[Entries from a dataset]
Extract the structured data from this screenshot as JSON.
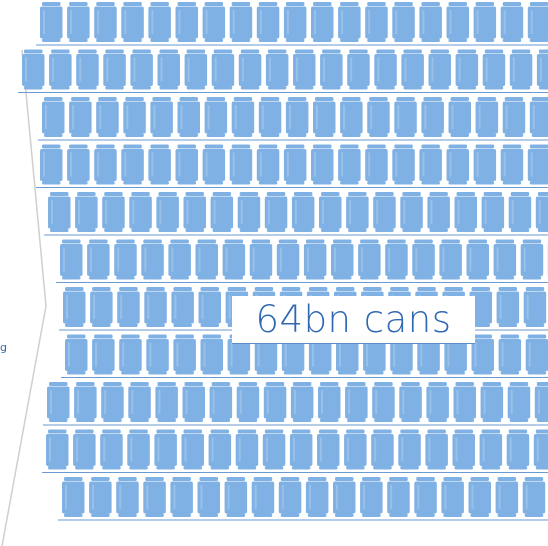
{
  "label": {
    "text": "64bn cans"
  },
  "cropped_text": "g",
  "colors": {
    "can_fill": "#80b1e4",
    "can_highlight": "#a9cbef",
    "row_line": "#6a9ad0",
    "label_text": "#2f68b0",
    "arrow_edge": "#c8c8c8"
  }
}
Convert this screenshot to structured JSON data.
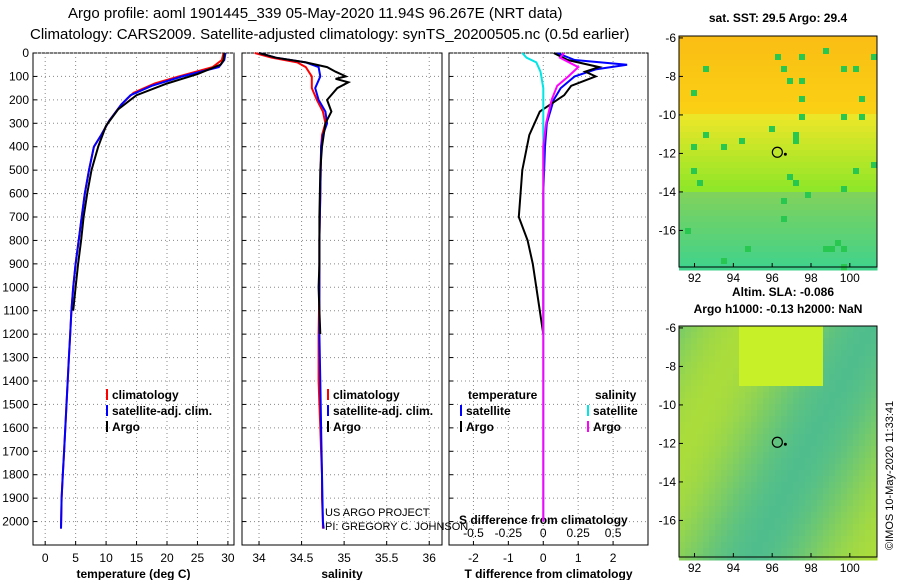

**TASK TO COMPLETE:** Copy every line of the data word for word, omitting the images.

**THE RESULT:**
Extract the structured data from this screenshot as JSON.
{
  "label": {
    "text": "64bn cans"
  },
  "cropped_text": "g",
  "colors": {
    "can_fill": "#80b1e4",
    "can_highlight": "#a9cbef",
    "row_line": "#6a9ad0",
    "label_text": "#2f68b0",
    "arrow_edge": "#c8c8c8"
  }
}
Convert this screenshot to structured JSON data.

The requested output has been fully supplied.